Stated task:
Exclude the pictures and retype the entries as written.

== Exercise inputs ==

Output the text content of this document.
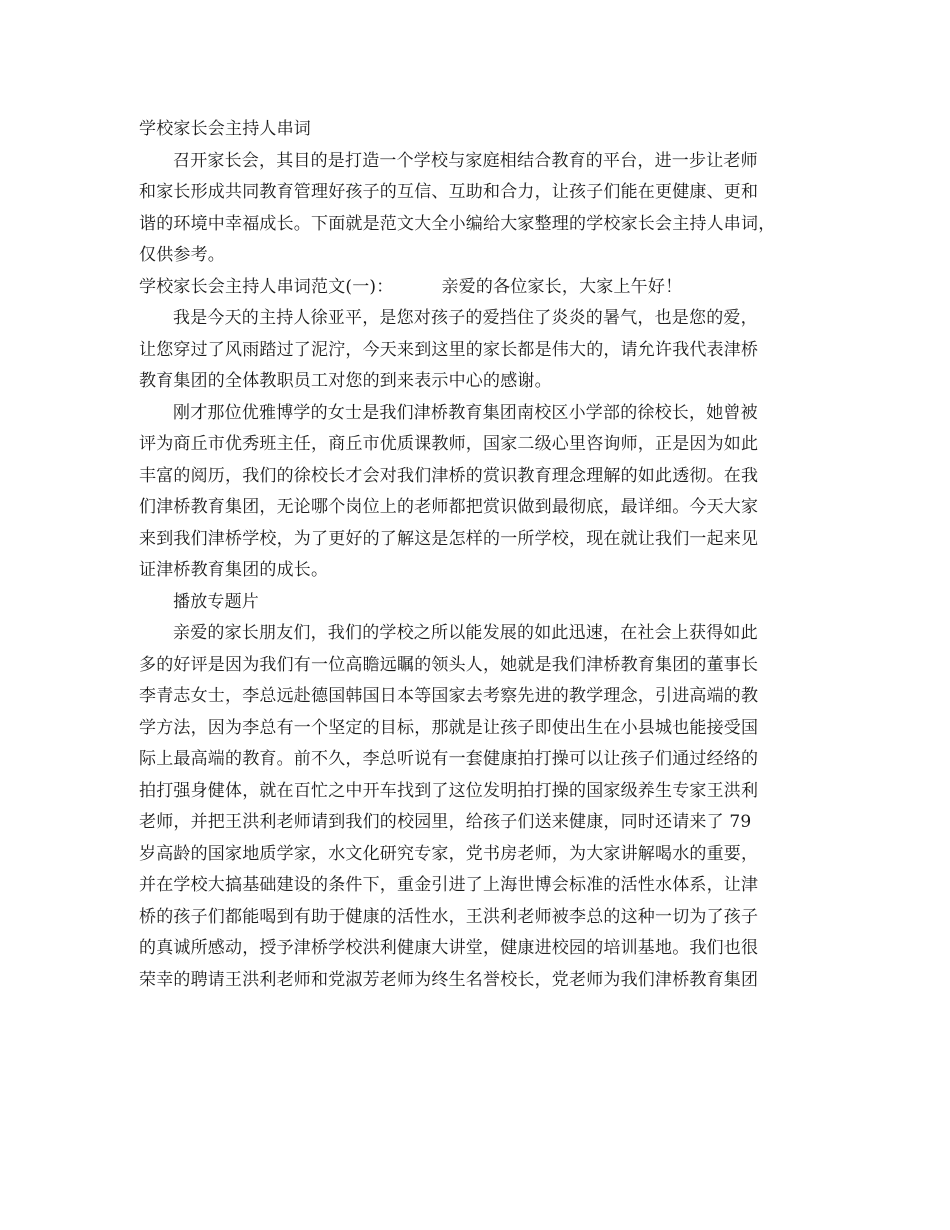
学校家长会主持人串词
召开家长会，其目的是打造一个学校与家庭相结合教育的平台，进一步让老师
和家长形成共同教育管理好孩子的互信、互助和合力，让孩子们能在更健康、更和
谐的环境中幸福成长。下面就是范文大全小编给大家整理的学校家长会主持人串词，
仅供参考。
学校家长会主持人串词范文(一)：	亲爱的各位家长，大家上午好！
我是今天的主持人徐亚平，是您对孩子的爱挡住了炎炎的暑气，也是您的爱，
让您穿过了风雨踏过了泥泞，今天来到这里的家长都是伟大的，请允许我代表津桥
教育集团的全体教职员工对您的到来表示中心的感谢。
刚才那位优雅博学的女士是我们津桥教育集团南校区小学部的徐校长，她曾被
评为商丘市优秀班主任，商丘市优质课教师，国家二级心里咨询师，正是因为如此
丰富的阅历，我们的徐校长才会对我们津桥的赏识教育理念理解的如此透彻。在我
们津桥教育集团，无论哪个岗位上的老师都把赏识做到最彻底，最详细。今天大家
来到我们津桥学校，为了更好的了解这是怎样的一所学校，现在就让我们一起来见
证津桥教育集团的成长。
播放专题片
亲爱的家长朋友们，我们的学校之所以能发展的如此迅速，在社会上获得如此
多的好评是因为我们有一位高瞻远瞩的领头人，她就是我们津桥教育集团的董事长
李青志女士，李总远赴德国韩国日本等国家去考察先进的教学理念，引进高端的教
学方法，因为李总有一个坚定的目标，那就是让孩子即使出生在小县城也能接受国
际上最高端的教育。前不久，李总听说有一套健康拍打操可以让孩子们通过经络的
拍打强身健体，就在百忙之中开车找到了这位发明拍打操的国家级养生专家王洪利
老师，并把王洪利老师请到我们的校园里，给孩子们送来健康，同时还请来了 79
岁高龄的国家地质学家，水文化研究专家，党书房老师，为大家讲解喝水的重要，
并在学校大搞基础建设的条件下，重金引进了上海世博会标准的活性水体系，让津
桥的孩子们都能喝到有助于健康的活性水，王洪利老师被李总的这种一切为了孩子
的真诚所感动，授予津桥学校洪利健康大讲堂，健康进校园的培训基地。我们也很
荣幸的聘请王洪利老师和党淑芳老师为终生名誉校长，党老师为我们津桥教育集团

===

Reply to the exercise:
Output the text content of this document.
学校家长会主持人串词
召开家长会，其目的是打造一个学校与家庭相结合教育的平台，进一步让老师
和家长形成共同教育管理好孩子的互信、互助和合力，让孩子们能在更健康、更和
谐的环境中幸福成长。下面就是范文大全小编给大家整理的学校家长会主持人串词，
仅供参考。
学校家长会主持人串词范文(一)：	亲爱的各位家长，大家上午好！
我是今天的主持人徐亚平，是您对孩子的爱挡住了炎炎的暑气，也是您的爱，
让您穿过了风雨踏过了泥泞，今天来到这里的家长都是伟大的，请允许我代表津桥
教育集团的全体教职员工对您的到来表示中心的感谢。
刚才那位优雅博学的女士是我们津桥教育集团南校区小学部的徐校长，她曾被
评为商丘市优秀班主任，商丘市优质课教师，国家二级心里咨询师，正是因为如此
丰富的阅历，我们的徐校长才会对我们津桥的赏识教育理念理解的如此透彻。在我
们津桥教育集团，无论哪个岗位上的老师都把赏识做到最彻底，最详细。今天大家
来到我们津桥学校，为了更好的了解这是怎样的一所学校，现在就让我们一起来见
证津桥教育集团的成长。
播放专题片
亲爱的家长朋友们，我们的学校之所以能发展的如此迅速，在社会上获得如此
多的好评是因为我们有一位高瞻远瞩的领头人，她就是我们津桥教育集团的董事长
李青志女士，李总远赴德国韩国日本等国家去考察先进的教学理念，引进高端的教
学方法，因为李总有一个坚定的目标，那就是让孩子即使出生在小县城也能接受国
际上最高端的教育。前不久，李总听说有一套健康拍打操可以让孩子们通过经络的
拍打强身健体，就在百忙之中开车找到了这位发明拍打操的国家级养生专家王洪利
老师，并把王洪利老师请到我们的校园里，给孩子们送来健康，同时还请来了 79
岁高龄的国家地质学家，水文化研究专家，党书房老师，为大家讲解喝水的重要，
并在学校大搞基础建设的条件下，重金引进了上海世博会标准的活性水体系，让津
桥的孩子们都能喝到有助于健康的活性水，王洪利老师被李总的这种一切为了孩子
的真诚所感动，授予津桥学校洪利健康大讲堂，健康进校园的培训基地。我们也很
荣幸的聘请王洪利老师和党淑芳老师为终生名誉校长，党老师为我们津桥教育集团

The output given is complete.